> **WHAT TO PRODUCE**
Find and copy lines holding "document".

### PROVIDED RECORDS

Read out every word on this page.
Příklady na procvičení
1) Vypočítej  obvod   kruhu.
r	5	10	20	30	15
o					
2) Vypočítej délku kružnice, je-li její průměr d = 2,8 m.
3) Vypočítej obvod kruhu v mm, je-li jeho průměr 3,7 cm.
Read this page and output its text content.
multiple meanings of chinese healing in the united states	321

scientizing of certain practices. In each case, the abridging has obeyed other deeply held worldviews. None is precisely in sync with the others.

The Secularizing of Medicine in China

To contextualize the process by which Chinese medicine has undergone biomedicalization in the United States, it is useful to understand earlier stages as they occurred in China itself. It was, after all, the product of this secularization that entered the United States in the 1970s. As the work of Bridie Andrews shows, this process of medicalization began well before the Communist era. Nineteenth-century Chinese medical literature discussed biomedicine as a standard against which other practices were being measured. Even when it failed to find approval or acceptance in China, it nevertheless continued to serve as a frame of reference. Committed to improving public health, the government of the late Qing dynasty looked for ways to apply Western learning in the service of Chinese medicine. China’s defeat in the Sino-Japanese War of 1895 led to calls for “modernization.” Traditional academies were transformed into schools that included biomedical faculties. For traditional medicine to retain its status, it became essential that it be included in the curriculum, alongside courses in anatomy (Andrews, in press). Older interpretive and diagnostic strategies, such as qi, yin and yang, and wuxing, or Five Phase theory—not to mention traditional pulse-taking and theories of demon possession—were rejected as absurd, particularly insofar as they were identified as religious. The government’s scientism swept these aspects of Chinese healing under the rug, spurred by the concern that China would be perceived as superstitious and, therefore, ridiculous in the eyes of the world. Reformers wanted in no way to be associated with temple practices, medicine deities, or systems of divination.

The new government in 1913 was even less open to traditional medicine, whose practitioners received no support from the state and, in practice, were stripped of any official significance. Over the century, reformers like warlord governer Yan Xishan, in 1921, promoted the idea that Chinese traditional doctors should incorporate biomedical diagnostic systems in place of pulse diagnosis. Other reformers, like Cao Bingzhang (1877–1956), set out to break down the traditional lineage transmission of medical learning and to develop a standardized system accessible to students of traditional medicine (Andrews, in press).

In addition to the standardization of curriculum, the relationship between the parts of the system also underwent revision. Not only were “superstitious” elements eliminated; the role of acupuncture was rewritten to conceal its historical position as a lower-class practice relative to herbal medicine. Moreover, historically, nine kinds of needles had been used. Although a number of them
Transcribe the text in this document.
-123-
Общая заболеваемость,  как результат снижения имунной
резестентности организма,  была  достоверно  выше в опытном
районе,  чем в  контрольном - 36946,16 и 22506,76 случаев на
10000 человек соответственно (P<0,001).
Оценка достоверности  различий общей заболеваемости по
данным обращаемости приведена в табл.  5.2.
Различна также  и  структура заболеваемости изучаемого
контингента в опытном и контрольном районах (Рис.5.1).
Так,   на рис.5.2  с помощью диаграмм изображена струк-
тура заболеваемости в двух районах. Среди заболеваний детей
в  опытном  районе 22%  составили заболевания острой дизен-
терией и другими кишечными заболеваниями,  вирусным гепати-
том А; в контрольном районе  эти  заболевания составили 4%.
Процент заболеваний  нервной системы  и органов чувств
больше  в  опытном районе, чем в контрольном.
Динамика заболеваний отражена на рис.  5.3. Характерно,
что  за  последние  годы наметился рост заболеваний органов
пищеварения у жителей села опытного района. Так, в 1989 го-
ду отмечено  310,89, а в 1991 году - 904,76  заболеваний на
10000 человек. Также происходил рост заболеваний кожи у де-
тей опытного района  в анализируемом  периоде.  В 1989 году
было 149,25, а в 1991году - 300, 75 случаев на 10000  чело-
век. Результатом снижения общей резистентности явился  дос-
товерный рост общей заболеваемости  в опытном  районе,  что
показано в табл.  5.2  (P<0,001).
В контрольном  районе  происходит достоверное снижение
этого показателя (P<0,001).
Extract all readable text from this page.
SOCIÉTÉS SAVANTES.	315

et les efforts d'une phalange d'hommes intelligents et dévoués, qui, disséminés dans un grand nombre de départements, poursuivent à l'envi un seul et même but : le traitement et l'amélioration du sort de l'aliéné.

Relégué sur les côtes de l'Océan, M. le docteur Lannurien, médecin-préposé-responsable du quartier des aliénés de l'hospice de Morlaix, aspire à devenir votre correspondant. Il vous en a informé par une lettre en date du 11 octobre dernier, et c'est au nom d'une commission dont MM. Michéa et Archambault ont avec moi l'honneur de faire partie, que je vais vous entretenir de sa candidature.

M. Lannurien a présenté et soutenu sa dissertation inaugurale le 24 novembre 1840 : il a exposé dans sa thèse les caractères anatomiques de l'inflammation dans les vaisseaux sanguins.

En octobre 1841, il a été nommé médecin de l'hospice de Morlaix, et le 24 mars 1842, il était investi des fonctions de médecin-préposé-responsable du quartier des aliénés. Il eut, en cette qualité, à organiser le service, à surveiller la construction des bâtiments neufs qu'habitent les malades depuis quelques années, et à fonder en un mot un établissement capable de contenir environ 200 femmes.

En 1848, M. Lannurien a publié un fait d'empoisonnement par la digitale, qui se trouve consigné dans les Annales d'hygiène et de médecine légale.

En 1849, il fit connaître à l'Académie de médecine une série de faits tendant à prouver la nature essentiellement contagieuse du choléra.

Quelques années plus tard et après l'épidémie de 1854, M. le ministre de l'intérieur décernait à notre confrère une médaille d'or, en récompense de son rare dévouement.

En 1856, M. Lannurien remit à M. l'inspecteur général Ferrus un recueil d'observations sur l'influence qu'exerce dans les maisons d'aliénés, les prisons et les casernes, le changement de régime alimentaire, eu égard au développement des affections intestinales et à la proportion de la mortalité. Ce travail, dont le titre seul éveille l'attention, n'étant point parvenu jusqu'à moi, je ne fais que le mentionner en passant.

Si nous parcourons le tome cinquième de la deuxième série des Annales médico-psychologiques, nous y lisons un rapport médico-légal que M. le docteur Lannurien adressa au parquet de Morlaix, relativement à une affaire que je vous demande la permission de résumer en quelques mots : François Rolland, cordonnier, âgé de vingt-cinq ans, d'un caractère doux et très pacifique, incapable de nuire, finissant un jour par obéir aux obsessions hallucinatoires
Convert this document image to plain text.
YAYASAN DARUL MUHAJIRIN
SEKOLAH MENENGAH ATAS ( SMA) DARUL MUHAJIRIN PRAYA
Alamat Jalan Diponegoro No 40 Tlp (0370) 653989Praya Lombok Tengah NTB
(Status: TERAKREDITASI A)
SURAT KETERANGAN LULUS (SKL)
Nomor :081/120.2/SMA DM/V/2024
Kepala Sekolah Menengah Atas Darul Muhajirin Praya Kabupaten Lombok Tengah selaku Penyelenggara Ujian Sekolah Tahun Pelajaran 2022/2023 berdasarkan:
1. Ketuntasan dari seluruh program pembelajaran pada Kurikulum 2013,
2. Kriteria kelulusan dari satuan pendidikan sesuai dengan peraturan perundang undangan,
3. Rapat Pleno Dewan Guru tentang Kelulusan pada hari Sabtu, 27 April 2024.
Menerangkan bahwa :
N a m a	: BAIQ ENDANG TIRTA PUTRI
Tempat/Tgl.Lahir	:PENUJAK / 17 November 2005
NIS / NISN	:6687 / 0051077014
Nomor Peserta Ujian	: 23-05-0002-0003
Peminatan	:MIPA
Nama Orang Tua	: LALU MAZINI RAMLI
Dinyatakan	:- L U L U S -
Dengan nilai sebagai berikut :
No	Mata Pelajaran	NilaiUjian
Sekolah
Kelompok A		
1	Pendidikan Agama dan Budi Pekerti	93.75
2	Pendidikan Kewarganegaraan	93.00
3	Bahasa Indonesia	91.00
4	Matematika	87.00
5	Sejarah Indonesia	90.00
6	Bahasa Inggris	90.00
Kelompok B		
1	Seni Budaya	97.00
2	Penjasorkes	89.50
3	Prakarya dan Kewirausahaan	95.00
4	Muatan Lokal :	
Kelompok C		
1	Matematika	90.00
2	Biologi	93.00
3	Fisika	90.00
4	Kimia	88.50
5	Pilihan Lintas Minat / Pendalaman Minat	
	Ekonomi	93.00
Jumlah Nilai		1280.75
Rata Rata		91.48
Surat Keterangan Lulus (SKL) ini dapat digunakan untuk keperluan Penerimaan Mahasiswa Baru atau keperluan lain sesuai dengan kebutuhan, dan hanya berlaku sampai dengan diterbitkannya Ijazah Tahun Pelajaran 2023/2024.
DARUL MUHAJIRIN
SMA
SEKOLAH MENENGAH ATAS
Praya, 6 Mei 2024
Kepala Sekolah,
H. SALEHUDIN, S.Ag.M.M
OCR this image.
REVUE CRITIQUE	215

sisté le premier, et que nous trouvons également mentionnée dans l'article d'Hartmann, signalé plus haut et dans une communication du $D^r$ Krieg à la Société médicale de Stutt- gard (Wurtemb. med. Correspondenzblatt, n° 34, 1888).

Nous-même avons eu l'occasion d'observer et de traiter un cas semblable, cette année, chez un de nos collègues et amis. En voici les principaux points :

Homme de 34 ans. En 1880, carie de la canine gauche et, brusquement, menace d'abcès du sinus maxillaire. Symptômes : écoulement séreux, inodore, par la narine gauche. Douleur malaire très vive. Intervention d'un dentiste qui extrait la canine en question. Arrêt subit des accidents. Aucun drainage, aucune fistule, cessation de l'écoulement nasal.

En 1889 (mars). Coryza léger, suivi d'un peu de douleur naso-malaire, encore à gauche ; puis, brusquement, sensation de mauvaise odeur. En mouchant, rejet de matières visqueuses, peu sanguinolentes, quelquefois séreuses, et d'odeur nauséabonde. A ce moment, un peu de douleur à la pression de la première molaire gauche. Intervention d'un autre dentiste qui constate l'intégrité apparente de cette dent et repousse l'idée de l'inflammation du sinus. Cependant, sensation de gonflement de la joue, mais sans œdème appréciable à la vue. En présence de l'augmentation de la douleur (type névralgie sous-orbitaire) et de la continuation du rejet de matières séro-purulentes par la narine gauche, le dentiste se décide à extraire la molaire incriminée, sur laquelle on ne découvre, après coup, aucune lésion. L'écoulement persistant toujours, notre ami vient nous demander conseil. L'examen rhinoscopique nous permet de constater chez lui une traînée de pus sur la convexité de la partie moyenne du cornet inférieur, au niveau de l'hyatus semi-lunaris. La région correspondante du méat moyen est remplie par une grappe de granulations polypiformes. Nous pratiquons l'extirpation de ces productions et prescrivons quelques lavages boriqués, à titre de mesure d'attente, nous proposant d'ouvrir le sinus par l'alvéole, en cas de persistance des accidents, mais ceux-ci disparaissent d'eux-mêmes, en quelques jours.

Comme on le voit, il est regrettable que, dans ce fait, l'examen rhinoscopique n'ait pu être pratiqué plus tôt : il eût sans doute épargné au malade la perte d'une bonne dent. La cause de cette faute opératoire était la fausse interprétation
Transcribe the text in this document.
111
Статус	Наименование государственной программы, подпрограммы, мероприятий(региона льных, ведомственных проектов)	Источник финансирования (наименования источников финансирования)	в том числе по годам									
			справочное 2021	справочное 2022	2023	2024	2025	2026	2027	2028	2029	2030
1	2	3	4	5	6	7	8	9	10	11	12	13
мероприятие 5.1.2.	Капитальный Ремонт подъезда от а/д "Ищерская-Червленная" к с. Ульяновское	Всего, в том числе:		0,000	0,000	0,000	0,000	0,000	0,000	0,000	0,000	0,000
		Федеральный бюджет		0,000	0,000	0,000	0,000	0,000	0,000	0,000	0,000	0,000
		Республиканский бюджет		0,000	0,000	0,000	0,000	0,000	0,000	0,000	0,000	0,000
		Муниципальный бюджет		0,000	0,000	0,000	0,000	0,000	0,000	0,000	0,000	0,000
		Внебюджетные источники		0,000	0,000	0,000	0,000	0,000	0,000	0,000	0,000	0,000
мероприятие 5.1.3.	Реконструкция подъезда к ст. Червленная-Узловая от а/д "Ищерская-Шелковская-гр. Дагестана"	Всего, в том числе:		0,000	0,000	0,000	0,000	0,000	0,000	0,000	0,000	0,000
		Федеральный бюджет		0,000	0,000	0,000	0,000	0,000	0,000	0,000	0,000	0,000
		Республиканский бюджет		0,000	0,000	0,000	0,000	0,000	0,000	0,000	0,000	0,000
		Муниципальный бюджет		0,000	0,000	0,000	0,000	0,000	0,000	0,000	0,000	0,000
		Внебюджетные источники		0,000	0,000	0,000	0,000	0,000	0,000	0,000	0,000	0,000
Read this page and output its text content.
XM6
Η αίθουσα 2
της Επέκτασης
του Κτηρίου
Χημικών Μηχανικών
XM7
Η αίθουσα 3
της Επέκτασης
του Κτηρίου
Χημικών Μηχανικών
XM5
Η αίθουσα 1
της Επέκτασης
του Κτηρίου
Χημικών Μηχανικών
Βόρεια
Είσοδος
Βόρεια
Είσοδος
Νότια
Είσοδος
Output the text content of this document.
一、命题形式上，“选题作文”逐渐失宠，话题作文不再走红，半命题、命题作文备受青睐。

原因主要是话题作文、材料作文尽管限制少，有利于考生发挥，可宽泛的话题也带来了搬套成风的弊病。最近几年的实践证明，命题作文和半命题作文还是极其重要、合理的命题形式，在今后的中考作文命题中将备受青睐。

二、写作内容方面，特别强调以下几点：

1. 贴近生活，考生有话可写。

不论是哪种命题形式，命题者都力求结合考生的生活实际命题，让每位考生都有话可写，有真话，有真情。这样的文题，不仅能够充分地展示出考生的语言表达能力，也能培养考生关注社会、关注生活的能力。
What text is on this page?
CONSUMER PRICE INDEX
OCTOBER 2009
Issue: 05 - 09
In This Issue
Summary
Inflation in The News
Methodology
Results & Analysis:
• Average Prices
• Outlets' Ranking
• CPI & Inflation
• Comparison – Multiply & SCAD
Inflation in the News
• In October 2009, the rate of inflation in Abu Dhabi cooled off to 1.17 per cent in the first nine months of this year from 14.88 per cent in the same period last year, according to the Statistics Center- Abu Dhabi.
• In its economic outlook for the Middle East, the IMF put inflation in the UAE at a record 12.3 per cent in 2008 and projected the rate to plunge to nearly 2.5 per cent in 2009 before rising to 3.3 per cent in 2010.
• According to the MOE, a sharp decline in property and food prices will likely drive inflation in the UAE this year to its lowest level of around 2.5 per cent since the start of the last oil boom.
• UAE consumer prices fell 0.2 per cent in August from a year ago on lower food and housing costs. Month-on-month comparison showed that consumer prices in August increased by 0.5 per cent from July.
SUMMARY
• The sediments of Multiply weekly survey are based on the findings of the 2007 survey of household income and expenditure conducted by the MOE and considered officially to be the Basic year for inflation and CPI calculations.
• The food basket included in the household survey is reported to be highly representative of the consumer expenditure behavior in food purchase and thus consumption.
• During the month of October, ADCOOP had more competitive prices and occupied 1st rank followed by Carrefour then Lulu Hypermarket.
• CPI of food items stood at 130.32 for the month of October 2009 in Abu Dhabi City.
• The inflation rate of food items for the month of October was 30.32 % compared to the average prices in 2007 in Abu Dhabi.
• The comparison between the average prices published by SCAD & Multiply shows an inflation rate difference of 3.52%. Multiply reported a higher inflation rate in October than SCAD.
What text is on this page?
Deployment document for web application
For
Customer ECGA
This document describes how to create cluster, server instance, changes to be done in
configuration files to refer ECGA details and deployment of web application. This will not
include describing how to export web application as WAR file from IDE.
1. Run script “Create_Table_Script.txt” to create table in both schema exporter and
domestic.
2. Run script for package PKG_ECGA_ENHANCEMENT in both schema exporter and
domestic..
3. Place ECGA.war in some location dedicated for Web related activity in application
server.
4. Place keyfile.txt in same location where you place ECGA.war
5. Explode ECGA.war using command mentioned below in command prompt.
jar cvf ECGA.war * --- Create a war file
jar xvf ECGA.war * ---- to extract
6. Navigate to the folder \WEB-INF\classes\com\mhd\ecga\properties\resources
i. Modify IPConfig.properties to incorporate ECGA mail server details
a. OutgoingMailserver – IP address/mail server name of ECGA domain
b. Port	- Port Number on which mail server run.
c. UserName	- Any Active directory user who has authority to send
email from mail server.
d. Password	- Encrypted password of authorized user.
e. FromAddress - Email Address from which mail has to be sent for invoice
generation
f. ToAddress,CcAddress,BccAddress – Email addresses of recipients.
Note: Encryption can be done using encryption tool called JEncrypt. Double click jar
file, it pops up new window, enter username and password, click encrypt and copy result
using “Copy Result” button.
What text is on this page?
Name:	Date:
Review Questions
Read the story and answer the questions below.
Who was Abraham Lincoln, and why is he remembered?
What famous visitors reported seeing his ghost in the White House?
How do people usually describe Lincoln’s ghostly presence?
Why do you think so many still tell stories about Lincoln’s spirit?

######

> **EXPECTED ANSWER**
Transcribe the text in this document.
Convert this document image to plain text.
Transcribe the text in this document.
Output the text content of this document.
Deployment document for web application
This document describes how to create cluster, server instance, changes to be done in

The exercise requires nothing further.